═══ Data shown ═══

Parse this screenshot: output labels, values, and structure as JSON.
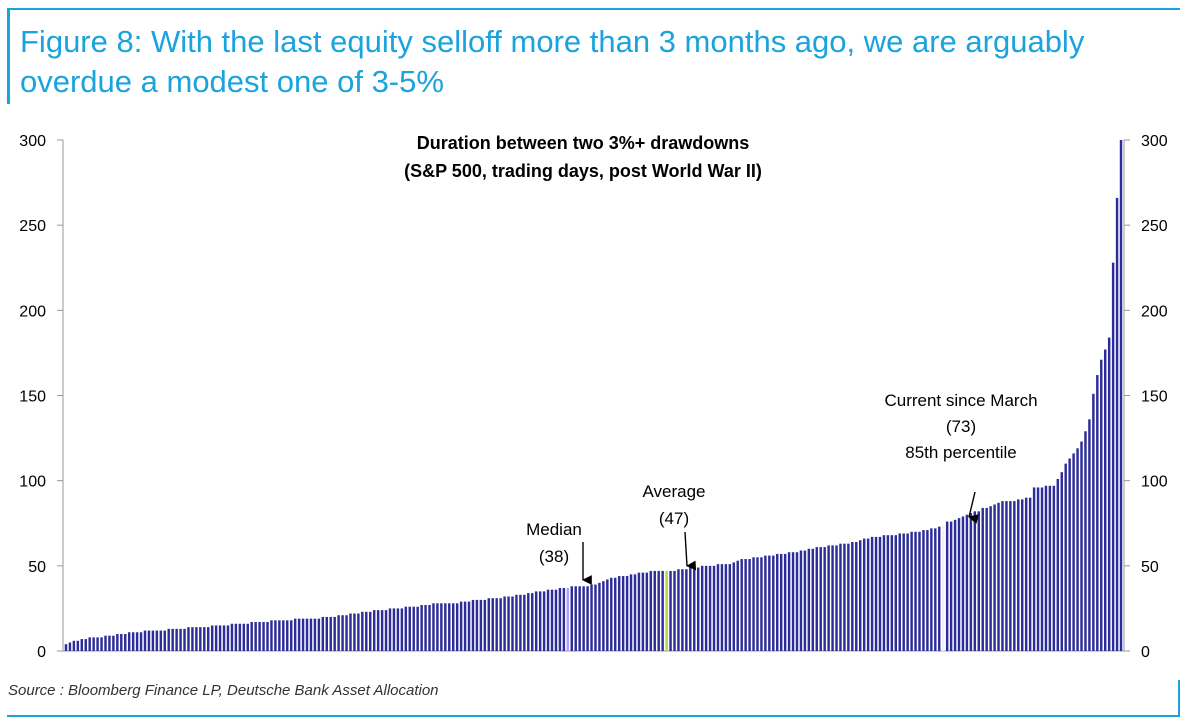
{
  "figure": {
    "title": "Figure 8: With the last equity selloff more than 3 months ago, we are arguably overdue a modest one of 3-5%",
    "source": "Source : Bloomberg Finance LP, Deutsche Bank Asset Allocation"
  },
  "colors": {
    "accent": "#1aa3dd",
    "bar": "#2d2d9a",
    "median_bar": "#b59cff",
    "average_bar": "#b8d44a",
    "current_bar": "#f2f2f2"
  },
  "chart_data": {
    "type": "bar",
    "title_lines": [
      "Duration between two 3%+ drawdowns",
      "(S&P 500, trading days, post World War II)"
    ],
    "xlabel": "",
    "ylabel": "",
    "ylim": [
      0,
      300
    ],
    "yticks": [
      0,
      50,
      100,
      150,
      200,
      250,
      300
    ],
    "grid": false,
    "sorted_ascending": true,
    "highlight": {
      "median_index": 127,
      "average_index": 152,
      "current_index": 222
    },
    "annotations": [
      {
        "lines": [
          "Median",
          "(38)"
        ],
        "value": 38
      },
      {
        "lines": [
          "Average",
          "(47)"
        ],
        "value": 47
      },
      {
        "lines": [
          "Current since March",
          "(73)",
          "85th percentile"
        ],
        "value": 73
      }
    ],
    "values": [
      4,
      5,
      6,
      6,
      7,
      7,
      8,
      8,
      8,
      8,
      9,
      9,
      9,
      10,
      10,
      10,
      11,
      11,
      11,
      11,
      12,
      12,
      12,
      12,
      12,
      12,
      13,
      13,
      13,
      13,
      13,
      14,
      14,
      14,
      14,
      14,
      14,
      15,
      15,
      15,
      15,
      15,
      16,
      16,
      16,
      16,
      16,
      17,
      17,
      17,
      17,
      17,
      18,
      18,
      18,
      18,
      18,
      18,
      19,
      19,
      19,
      19,
      19,
      19,
      19,
      20,
      20,
      20,
      20,
      21,
      21,
      21,
      22,
      22,
      22,
      23,
      23,
      23,
      24,
      24,
      24,
      24,
      25,
      25,
      25,
      25,
      26,
      26,
      26,
      26,
      27,
      27,
      27,
      28,
      28,
      28,
      28,
      28,
      28,
      28,
      29,
      29,
      29,
      30,
      30,
      30,
      30,
      31,
      31,
      31,
      31,
      32,
      32,
      32,
      33,
      33,
      33,
      34,
      34,
      35,
      35,
      35,
      36,
      36,
      36,
      37,
      37,
      37,
      38,
      38,
      38,
      38,
      38,
      39,
      39,
      40,
      41,
      42,
      43,
      43,
      44,
      44,
      44,
      45,
      45,
      46,
      46,
      46,
      47,
      47,
      47,
      47,
      47,
      47,
      47,
      48,
      48,
      48,
      49,
      49,
      49,
      50,
      50,
      50,
      50,
      51,
      51,
      51,
      51,
      52,
      53,
      54,
      54,
      54,
      55,
      55,
      55,
      56,
      56,
      56,
      57,
      57,
      57,
      58,
      58,
      58,
      59,
      59,
      60,
      60,
      61,
      61,
      61,
      62,
      62,
      62,
      63,
      63,
      63,
      64,
      64,
      65,
      66,
      66,
      67,
      67,
      67,
      68,
      68,
      68,
      68,
      69,
      69,
      69,
      70,
      70,
      70,
      71,
      71,
      72,
      72,
      73,
      74,
      76,
      76,
      77,
      78,
      79,
      80,
      81,
      82,
      82,
      84,
      84,
      85,
      86,
      87,
      88,
      88,
      88,
      88,
      89,
      89,
      90,
      90,
      96,
      96,
      96,
      97,
      97,
      97,
      101,
      105,
      110,
      113,
      116,
      119,
      123,
      129,
      136,
      151,
      162,
      171,
      177,
      184,
      228,
      266,
      300
    ]
  }
}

═══

# [Work to be completed]
Go through the records above, find every line with the word "values", and list those lines.

# [Complete output]
Parse this screenshot: output labels, values, and structure as JSON.
    "values": [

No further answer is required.